* **Goal of the exercise**:
Output the data that follows exactly, line for line.

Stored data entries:
______________________________
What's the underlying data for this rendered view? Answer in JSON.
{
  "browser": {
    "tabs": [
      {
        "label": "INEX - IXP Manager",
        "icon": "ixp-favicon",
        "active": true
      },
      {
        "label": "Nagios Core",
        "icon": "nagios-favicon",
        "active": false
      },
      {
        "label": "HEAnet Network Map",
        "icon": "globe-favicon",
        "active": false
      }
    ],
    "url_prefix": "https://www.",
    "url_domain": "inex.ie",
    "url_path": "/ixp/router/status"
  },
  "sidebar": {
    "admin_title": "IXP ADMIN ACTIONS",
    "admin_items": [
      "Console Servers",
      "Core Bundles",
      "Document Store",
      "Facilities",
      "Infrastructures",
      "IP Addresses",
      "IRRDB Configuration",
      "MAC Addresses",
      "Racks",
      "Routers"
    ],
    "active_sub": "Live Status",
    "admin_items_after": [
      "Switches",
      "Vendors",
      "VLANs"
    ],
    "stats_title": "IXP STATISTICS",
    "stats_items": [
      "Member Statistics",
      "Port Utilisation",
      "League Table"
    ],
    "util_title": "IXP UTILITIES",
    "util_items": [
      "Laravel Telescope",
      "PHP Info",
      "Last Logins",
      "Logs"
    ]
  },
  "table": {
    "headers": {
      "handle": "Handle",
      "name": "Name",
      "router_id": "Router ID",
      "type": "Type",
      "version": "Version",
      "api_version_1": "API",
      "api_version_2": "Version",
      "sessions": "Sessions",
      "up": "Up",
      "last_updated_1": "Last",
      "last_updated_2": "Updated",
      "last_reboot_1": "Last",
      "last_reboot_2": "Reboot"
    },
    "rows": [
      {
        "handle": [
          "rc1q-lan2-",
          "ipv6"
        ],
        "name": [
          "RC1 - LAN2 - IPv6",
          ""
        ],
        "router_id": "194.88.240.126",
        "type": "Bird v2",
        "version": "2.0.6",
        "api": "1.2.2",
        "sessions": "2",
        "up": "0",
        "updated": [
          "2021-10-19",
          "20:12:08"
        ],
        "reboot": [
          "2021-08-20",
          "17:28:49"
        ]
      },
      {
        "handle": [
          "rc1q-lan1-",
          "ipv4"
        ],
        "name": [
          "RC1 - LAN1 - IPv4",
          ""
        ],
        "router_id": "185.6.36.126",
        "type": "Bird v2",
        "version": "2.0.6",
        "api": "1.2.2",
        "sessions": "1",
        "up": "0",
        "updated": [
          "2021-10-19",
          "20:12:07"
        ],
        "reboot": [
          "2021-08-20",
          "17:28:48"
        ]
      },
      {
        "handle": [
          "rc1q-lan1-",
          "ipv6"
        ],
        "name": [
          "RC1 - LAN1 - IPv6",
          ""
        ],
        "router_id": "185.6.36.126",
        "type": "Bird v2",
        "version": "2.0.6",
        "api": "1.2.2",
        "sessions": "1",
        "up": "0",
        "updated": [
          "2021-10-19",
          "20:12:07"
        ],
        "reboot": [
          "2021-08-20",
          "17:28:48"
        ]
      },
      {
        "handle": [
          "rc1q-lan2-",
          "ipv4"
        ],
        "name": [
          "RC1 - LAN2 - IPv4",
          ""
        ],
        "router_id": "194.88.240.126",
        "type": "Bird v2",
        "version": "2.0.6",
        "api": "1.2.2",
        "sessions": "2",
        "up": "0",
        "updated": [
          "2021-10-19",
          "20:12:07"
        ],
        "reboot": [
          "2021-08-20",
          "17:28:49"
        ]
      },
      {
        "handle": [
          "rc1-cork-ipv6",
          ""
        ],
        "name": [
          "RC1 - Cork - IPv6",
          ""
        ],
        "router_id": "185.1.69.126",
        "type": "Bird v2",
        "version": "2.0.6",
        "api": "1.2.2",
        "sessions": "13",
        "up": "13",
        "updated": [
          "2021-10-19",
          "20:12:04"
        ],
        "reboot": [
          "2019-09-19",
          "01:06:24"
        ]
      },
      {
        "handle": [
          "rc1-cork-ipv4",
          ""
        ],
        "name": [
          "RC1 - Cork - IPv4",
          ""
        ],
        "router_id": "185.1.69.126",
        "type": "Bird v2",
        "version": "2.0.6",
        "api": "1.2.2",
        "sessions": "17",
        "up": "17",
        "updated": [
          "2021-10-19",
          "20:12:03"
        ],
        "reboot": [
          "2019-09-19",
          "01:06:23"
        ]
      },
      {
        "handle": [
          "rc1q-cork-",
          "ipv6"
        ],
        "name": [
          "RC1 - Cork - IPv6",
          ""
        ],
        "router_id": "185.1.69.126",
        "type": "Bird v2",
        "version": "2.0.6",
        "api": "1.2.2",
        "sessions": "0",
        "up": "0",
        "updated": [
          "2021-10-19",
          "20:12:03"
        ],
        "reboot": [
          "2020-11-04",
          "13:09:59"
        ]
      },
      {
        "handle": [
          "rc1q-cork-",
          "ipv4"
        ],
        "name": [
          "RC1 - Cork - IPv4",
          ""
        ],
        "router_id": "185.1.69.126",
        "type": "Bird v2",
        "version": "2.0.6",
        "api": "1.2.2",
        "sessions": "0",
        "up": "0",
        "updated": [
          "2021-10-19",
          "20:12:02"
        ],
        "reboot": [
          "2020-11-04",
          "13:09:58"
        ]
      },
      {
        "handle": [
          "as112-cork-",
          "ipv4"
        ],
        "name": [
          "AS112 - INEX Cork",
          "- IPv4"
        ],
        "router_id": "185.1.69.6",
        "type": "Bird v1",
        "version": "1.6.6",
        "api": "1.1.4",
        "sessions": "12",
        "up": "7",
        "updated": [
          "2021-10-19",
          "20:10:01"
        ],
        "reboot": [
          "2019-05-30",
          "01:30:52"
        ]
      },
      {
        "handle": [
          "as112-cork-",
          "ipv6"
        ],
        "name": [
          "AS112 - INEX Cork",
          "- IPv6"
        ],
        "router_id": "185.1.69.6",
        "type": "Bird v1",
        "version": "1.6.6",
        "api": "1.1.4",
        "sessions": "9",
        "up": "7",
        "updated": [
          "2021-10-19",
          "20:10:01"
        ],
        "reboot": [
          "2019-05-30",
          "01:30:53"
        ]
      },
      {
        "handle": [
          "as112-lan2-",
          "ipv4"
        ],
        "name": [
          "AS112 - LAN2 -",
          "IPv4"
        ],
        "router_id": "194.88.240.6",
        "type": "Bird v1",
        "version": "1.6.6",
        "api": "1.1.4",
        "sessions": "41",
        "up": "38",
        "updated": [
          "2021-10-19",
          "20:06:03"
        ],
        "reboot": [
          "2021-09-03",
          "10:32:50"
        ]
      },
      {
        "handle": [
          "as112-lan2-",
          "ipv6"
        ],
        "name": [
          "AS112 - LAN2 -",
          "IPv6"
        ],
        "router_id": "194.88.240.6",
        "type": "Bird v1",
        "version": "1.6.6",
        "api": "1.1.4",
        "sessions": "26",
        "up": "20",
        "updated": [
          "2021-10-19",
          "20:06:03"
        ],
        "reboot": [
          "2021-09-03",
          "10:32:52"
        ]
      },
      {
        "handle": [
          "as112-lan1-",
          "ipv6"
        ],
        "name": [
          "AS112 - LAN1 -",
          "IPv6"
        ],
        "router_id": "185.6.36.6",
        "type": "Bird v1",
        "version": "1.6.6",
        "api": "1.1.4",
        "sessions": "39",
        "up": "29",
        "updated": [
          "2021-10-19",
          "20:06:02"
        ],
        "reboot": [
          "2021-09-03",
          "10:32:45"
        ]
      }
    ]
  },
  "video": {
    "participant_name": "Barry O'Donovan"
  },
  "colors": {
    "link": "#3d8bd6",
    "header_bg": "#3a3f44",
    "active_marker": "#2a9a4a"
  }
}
______________________________
* **Reply to the exercise**:
What's the underlying data for this rendered view? Answer in JSON.
{
  "browser": {
    "tabs": [
      {
        "label": "INEX - IXP Manager",
        "icon": "ixp-favicon",
        "active": true
      },
      {
        "label": "Nagios Core",
        "icon": "nagios-favicon",
        "active": false
      },
      {
        "label": "HEAnet Network Map",
        "icon": "globe-favicon",
        "active": false
      }
    ],
    "url_prefix": "https://www.",
    "url_domain": "inex.ie",
    "url_path": "/ixp/router/status"
  },
  "sidebar": {
    "admin_title": "IXP ADMIN ACTIONS",
    "admin_items": [
      "Console Servers",
      "Core Bundles",
      "Document Store",
      "Facilities",
      "Infrastructures",
      "IP Addresses",
      "IRRDB Configuration",
      "MAC Addresses",
      "Racks",
      "Routers"
    ],
    "active_sub": "Live Status",
    "admin_items_after": [
      "Switches",
      "Vendors",
      "VLANs"
    ],
    "stats_title": "IXP STATISTICS",
    "stats_items": [
      "Member Statistics",
      "Port Utilisation",
      "League Table"
    ],
    "util_title": "IXP UTILITIES",
    "util_items": [
      "Laravel Telescope",
      "PHP Info",
      "Last Logins",
      "Logs"
    ]
  },
  "table": {
    "headers": {
      "handle": "Handle",
      "name": "Name",
      "router_id": "Router ID",
      "type": "Type",
      "version": "Version",
      "api_version_1": "API",
      "api_version_2": "Version",
      "sessions": "Sessions",
      "up": "Up",
      "last_updated_1": "Last",
      "last_updated_2": "Updated",
      "last_reboot_1": "Last",
      "last_reboot_2": "Reboot"
    },
    "rows": [
      {
        "handle": [
          "rc1q-lan2-",
          "ipv6"
        ],
        "name": [
          "RC1 - LAN2 - IPv6",
          ""
        ],
        "router_id": "194.88.240.126",
        "type": "Bird v2",
        "version": "2.0.6",
        "api": "1.2.2",
        "sessions": "2",
        "up": "0",
        "updated": [
          "2021-10-19",
          "20:12:08"
        ],
        "reboot": [
          "2021-08-20",
          "17:28:49"
        ]
      },
      {
        "handle": [
          "rc1q-lan1-",
          "ipv4"
        ],
        "name": [
          "RC1 - LAN1 - IPv4",
          ""
        ],
        "router_id": "185.6.36.126",
        "type": "Bird v2",
        "version": "2.0.6",
        "api": "1.2.2",
        "sessions": "1",
        "up": "0",
        "updated": [
          "2021-10-19",
          "20:12:07"
        ],
        "reboot": [
          "2021-08-20",
          "17:28:48"
        ]
      },
      {
        "handle": [
          "rc1q-lan1-",
          "ipv6"
        ],
        "name": [
          "RC1 - LAN1 - IPv6",
          ""
        ],
        "router_id": "185.6.36.126",
        "type": "Bird v2",
        "version": "2.0.6",
        "api": "1.2.2",
        "sessions": "1",
        "up": "0",
        "updated": [
          "2021-10-19",
          "20:12:07"
        ],
        "reboot": [
          "2021-08-20",
          "17:28:48"
        ]
      },
      {
        "handle": [
          "rc1q-lan2-",
          "ipv4"
        ],
        "name": [
          "RC1 - LAN2 - IPv4",
          ""
        ],
        "router_id": "194.88.240.126",
        "type": "Bird v2",
        "version": "2.0.6",
        "api": "1.2.2",
        "sessions": "2",
        "up": "0",
        "updated": [
          "2021-10-19",
          "20:12:07"
        ],
        "reboot": [
          "2021-08-20",
          "17:28:49"
        ]
      },
      {
        "handle": [
          "rc1-cork-ipv6",
          ""
        ],
        "name": [
          "RC1 - Cork - IPv6",
          ""
        ],
        "router_id": "185.1.69.126",
        "type": "Bird v2",
        "version": "2.0.6",
        "api": "1.2.2",
        "sessions": "13",
        "up": "13",
        "updated": [
          "2021-10-19",
          "20:12:04"
        ],
        "reboot": [
          "2019-09-19",
          "01:06:24"
        ]
      },
      {
        "handle": [
          "rc1-cork-ipv4",
          ""
        ],
        "name": [
          "RC1 - Cork - IPv4",
          ""
        ],
        "router_id": "185.1.69.126",
        "type": "Bird v2",
        "version": "2.0.6",
        "api": "1.2.2",
        "sessions": "17",
        "up": "17",
        "updated": [
          "2021-10-19",
          "20:12:03"
        ],
        "reboot": [
          "2019-09-19",
          "01:06:23"
        ]
      },
      {
        "handle": [
          "rc1q-cork-",
          "ipv6"
        ],
        "name": [
          "RC1 - Cork - IPv6",
          ""
        ],
        "router_id": "185.1.69.126",
        "type": "Bird v2",
        "version": "2.0.6",
        "api": "1.2.2",
        "sessions": "0",
        "up": "0",
        "updated": [
          "2021-10-19",
          "20:12:03"
        ],
        "reboot": [
          "2020-11-04",
          "13:09:59"
        ]
      },
      {
        "handle": [
          "rc1q-cork-",
          "ipv4"
        ],
        "name": [
          "RC1 - Cork - IPv4",
          ""
        ],
        "router_id": "185.1.69.126",
        "type": "Bird v2",
        "version": "2.0.6",
        "api": "1.2.2",
        "sessions": "0",
        "up": "0",
        "updated": [
          "2021-10-19",
          "20:12:02"
        ],
        "reboot": [
          "2020-11-04",
          "13:09:58"
        ]
      },
      {
        "handle": [
          "as112-cork-",
          "ipv4"
        ],
        "name": [
          "AS112 - INEX Cork",
          "- IPv4"
        ],
        "router_id": "185.1.69.6",
        "type": "Bird v1",
        "version": "1.6.6",
        "api": "1.1.4",
        "sessions": "12",
        "up": "7",
        "updated": [
          "2021-10-19",
          "20:10:01"
        ],
        "reboot": [
          "2019-05-30",
          "01:30:52"
        ]
      },
      {
        "handle": [
          "as112-cork-",
          "ipv6"
        ],
        "name": [
          "AS112 - INEX Cork",
          "- IPv6"
        ],
        "router_id": "185.1.69.6",
        "type": "Bird v1",
        "version": "1.6.6",
        "api": "1.1.4",
        "sessions": "9",
        "up": "7",
        "updated": [
          "2021-10-19",
          "20:10:01"
        ],
        "reboot": [
          "2019-05-30",
          "01:30:53"
        ]
      },
      {
        "handle": [
          "as112-lan2-",
          "ipv4"
        ],
        "name": [
          "AS112 - LAN2 -",
          "IPv4"
        ],
        "router_id": "194.88.240.6",
        "type": "Bird v1",
        "version": "1.6.6",
        "api": "1.1.4",
        "sessions": "41",
        "up": "38",
        "updated": [
          "2021-10-19",
          "20:06:03"
        ],
        "reboot": [
          "2021-09-03",
          "10:32:50"
        ]
      },
      {
        "handle": [
          "as112-lan2-",
          "ipv6"
        ],
        "name": [
          "AS112 - LAN2 -",
          "IPv6"
        ],
        "router_id": "194.88.240.6",
        "type": "Bird v1",
        "version": "1.6.6",
        "api": "1.1.4",
        "sessions": "26",
        "up": "20",
        "updated": [
          "2021-10-19",
          "20:06:03"
        ],
        "reboot": [
          "2021-09-03",
          "10:32:52"
        ]
      },
      {
        "handle": [
          "as112-lan1-",
          "ipv6"
        ],
        "name": [
          "AS112 - LAN1 -",
          "IPv6"
        ],
        "router_id": "185.6.36.6",
        "type": "Bird v1",
        "version": "1.6.6",
        "api": "1.1.4",
        "sessions": "39",
        "up": "29",
        "updated": [
          "2021-10-19",
          "20:06:02"
        ],
        "reboot": [
          "2021-09-03",
          "10:32:45"
        ]
      }
    ]
  },
  "video": {
    "participant_name": "Barry O'Donovan"
  },
  "colors": {
    "link": "#3d8bd6",
    "header_bg": "#3a3f44",
    "active_marker": "#2a9a4a"
  }
}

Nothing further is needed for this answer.